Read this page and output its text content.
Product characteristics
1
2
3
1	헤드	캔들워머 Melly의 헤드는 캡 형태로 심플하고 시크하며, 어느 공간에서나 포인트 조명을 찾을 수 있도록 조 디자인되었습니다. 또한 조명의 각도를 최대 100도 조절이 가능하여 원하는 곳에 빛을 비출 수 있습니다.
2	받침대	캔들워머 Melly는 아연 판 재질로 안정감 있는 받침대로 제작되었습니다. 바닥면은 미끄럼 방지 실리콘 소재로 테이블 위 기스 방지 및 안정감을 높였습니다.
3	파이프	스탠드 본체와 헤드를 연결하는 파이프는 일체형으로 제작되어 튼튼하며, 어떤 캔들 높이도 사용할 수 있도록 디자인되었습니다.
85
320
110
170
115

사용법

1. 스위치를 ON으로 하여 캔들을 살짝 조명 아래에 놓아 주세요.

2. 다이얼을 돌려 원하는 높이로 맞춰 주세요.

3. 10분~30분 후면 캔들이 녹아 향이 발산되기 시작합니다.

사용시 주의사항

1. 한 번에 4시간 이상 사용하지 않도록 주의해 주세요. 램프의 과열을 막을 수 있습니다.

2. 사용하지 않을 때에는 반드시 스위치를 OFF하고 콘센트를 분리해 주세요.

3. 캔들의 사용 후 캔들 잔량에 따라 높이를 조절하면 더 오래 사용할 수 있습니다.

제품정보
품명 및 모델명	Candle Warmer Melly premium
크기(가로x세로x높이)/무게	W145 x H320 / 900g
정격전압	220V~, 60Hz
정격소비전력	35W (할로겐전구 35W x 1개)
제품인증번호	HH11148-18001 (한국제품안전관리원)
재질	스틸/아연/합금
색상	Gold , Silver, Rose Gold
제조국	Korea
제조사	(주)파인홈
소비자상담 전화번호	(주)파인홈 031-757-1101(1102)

########

## Exercise task
How many lines in these entries hold the string "스위치를"? Answer with the number alone.

## Correct output
2